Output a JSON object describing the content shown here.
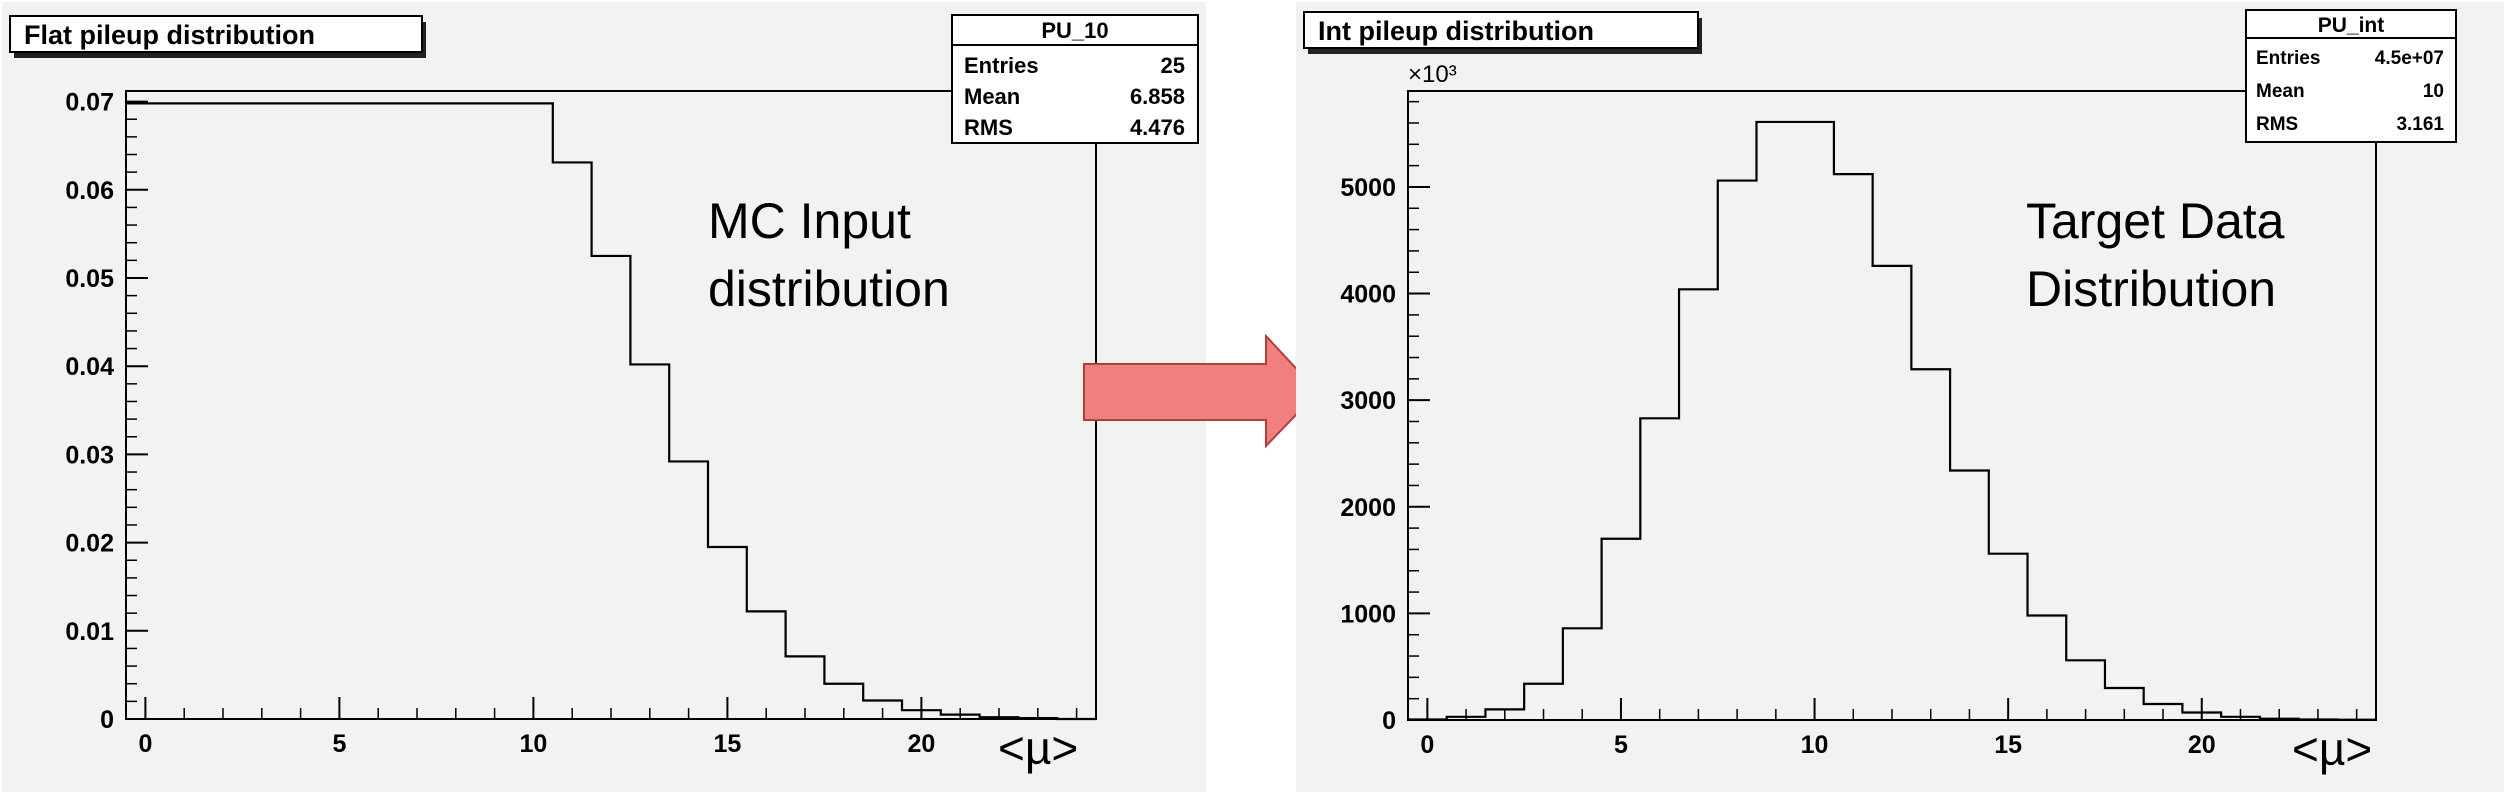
{
  "chart_data": [
    {
      "type": "histogram",
      "title": "Flat pileup distribution",
      "xlabel": "<µ>",
      "ylabel": "",
      "xlim": [
        -0.5,
        24.5
      ],
      "ylim": [
        0,
        0.0712
      ],
      "x_ticks": [
        "0",
        "5",
        "10",
        "15",
        "20"
      ],
      "y_ticks": [
        "0",
        "0.01",
        "0.02",
        "0.03",
        "0.04",
        "0.05",
        "0.06",
        "0.07"
      ],
      "bin_low_edges": [
        -0.5,
        0.5,
        1.5,
        2.5,
        3.5,
        4.5,
        5.5,
        6.5,
        7.5,
        8.5,
        9.5,
        10.5,
        11.5,
        12.5,
        13.5,
        14.5,
        15.5,
        16.5,
        17.5,
        18.5,
        19.5,
        20.5,
        21.5,
        22.5,
        23.5
      ],
      "values": [
        0.0698,
        0.0698,
        0.0698,
        0.0698,
        0.0698,
        0.0698,
        0.0698,
        0.0698,
        0.0698,
        0.0698,
        0.0698,
        0.0631,
        0.0525,
        0.0402,
        0.0292,
        0.0195,
        0.0122,
        0.0071,
        0.004,
        0.0021,
        0.001,
        0.0005,
        0.0002,
        0.0001,
        0.0
      ],
      "stats_box": {
        "name": "PU_10",
        "rows": [
          {
            "label": "Entries",
            "value": "25"
          },
          {
            "label": "Mean",
            "value": "6.858"
          },
          {
            "label": "RMS",
            "value": "4.476"
          }
        ]
      },
      "annotation": [
        "MC Input",
        "distribution"
      ],
      "grid": false
    },
    {
      "type": "histogram",
      "title": "Int pileup distribution",
      "xlabel": "<µ>",
      "ylabel": "",
      "y_multiplier": "×10³",
      "xlim": [
        -0.5,
        24.5
      ],
      "ylim": [
        0,
        5900
      ],
      "x_ticks": [
        "0",
        "5",
        "10",
        "15",
        "20"
      ],
      "y_ticks": [
        "0",
        "1000",
        "2000",
        "3000",
        "4000",
        "5000"
      ],
      "bin_low_edges": [
        -0.5,
        0.5,
        1.5,
        2.5,
        3.5,
        4.5,
        5.5,
        6.5,
        7.5,
        8.5,
        9.5,
        10.5,
        11.5,
        12.5,
        13.5,
        14.5,
        15.5,
        16.5,
        17.5,
        18.5,
        19.5,
        20.5,
        21.5,
        22.5,
        23.5
      ],
      "values": [
        5,
        30,
        100,
        340,
        860,
        1700,
        2830,
        4040,
        5060,
        5610,
        5610,
        5120,
        4260,
        3290,
        2340,
        1560,
        980,
        560,
        300,
        150,
        70,
        30,
        12,
        5,
        2
      ],
      "stats_box": {
        "name": "PU_int",
        "rows": [
          {
            "label": "Entries",
            "value": "4.5e+07"
          },
          {
            "label": "Mean",
            "value": "10"
          },
          {
            "label": "RMS",
            "value": "3.161"
          }
        ]
      },
      "annotation": [
        "Target Data",
        "Distribution"
      ],
      "grid": false
    }
  ],
  "arrow_color": "#f08080",
  "frame_color": "#000000",
  "pad_color": "#f2f2f2"
}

# # # #

- STATED EXERCISE
Keep every word of the data as it is when you write it out, but drop the pictures.

- WRITTEN RESPONSE
Output a JSON object describing the content shown here.
{
  "chart_data": [
    {
      "type": "histogram",
      "title": "Flat pileup distribution",
      "xlabel": "<µ>",
      "ylabel": "",
      "xlim": [
        -0.5,
        24.5
      ],
      "ylim": [
        0,
        0.0712
      ],
      "x_ticks": [
        "0",
        "5",
        "10",
        "15",
        "20"
      ],
      "y_ticks": [
        "0",
        "0.01",
        "0.02",
        "0.03",
        "0.04",
        "0.05",
        "0.06",
        "0.07"
      ],
      "bin_low_edges": [
        -0.5,
        0.5,
        1.5,
        2.5,
        3.5,
        4.5,
        5.5,
        6.5,
        7.5,
        8.5,
        9.5,
        10.5,
        11.5,
        12.5,
        13.5,
        14.5,
        15.5,
        16.5,
        17.5,
        18.5,
        19.5,
        20.5,
        21.5,
        22.5,
        23.5
      ],
      "values": [
        0.0698,
        0.0698,
        0.0698,
        0.0698,
        0.0698,
        0.0698,
        0.0698,
        0.0698,
        0.0698,
        0.0698,
        0.0698,
        0.0631,
        0.0525,
        0.0402,
        0.0292,
        0.0195,
        0.0122,
        0.0071,
        0.004,
        0.0021,
        0.001,
        0.0005,
        0.0002,
        0.0001,
        0.0
      ],
      "stats_box": {
        "name": "PU_10",
        "rows": [
          {
            "label": "Entries",
            "value": "25"
          },
          {
            "label": "Mean",
            "value": "6.858"
          },
          {
            "label": "RMS",
            "value": "4.476"
          }
        ]
      },
      "annotation": [
        "MC Input",
        "distribution"
      ],
      "grid": false
    },
    {
      "type": "histogram",
      "title": "Int pileup distribution",
      "xlabel": "<µ>",
      "ylabel": "",
      "y_multiplier": "×10³",
      "xlim": [
        -0.5,
        24.5
      ],
      "ylim": [
        0,
        5900
      ],
      "x_ticks": [
        "0",
        "5",
        "10",
        "15",
        "20"
      ],
      "y_ticks": [
        "0",
        "1000",
        "2000",
        "3000",
        "4000",
        "5000"
      ],
      "bin_low_edges": [
        -0.5,
        0.5,
        1.5,
        2.5,
        3.5,
        4.5,
        5.5,
        6.5,
        7.5,
        8.5,
        9.5,
        10.5,
        11.5,
        12.5,
        13.5,
        14.5,
        15.5,
        16.5,
        17.5,
        18.5,
        19.5,
        20.5,
        21.5,
        22.5,
        23.5
      ],
      "values": [
        5,
        30,
        100,
        340,
        860,
        1700,
        2830,
        4040,
        5060,
        5610,
        5610,
        5120,
        4260,
        3290,
        2340,
        1560,
        980,
        560,
        300,
        150,
        70,
        30,
        12,
        5,
        2
      ],
      "stats_box": {
        "name": "PU_int",
        "rows": [
          {
            "label": "Entries",
            "value": "4.5e+07"
          },
          {
            "label": "Mean",
            "value": "10"
          },
          {
            "label": "RMS",
            "value": "3.161"
          }
        ]
      },
      "annotation": [
        "Target Data",
        "Distribution"
      ],
      "grid": false
    }
  ],
  "arrow_color": "#f08080",
  "frame_color": "#000000",
  "pad_color": "#f2f2f2"
}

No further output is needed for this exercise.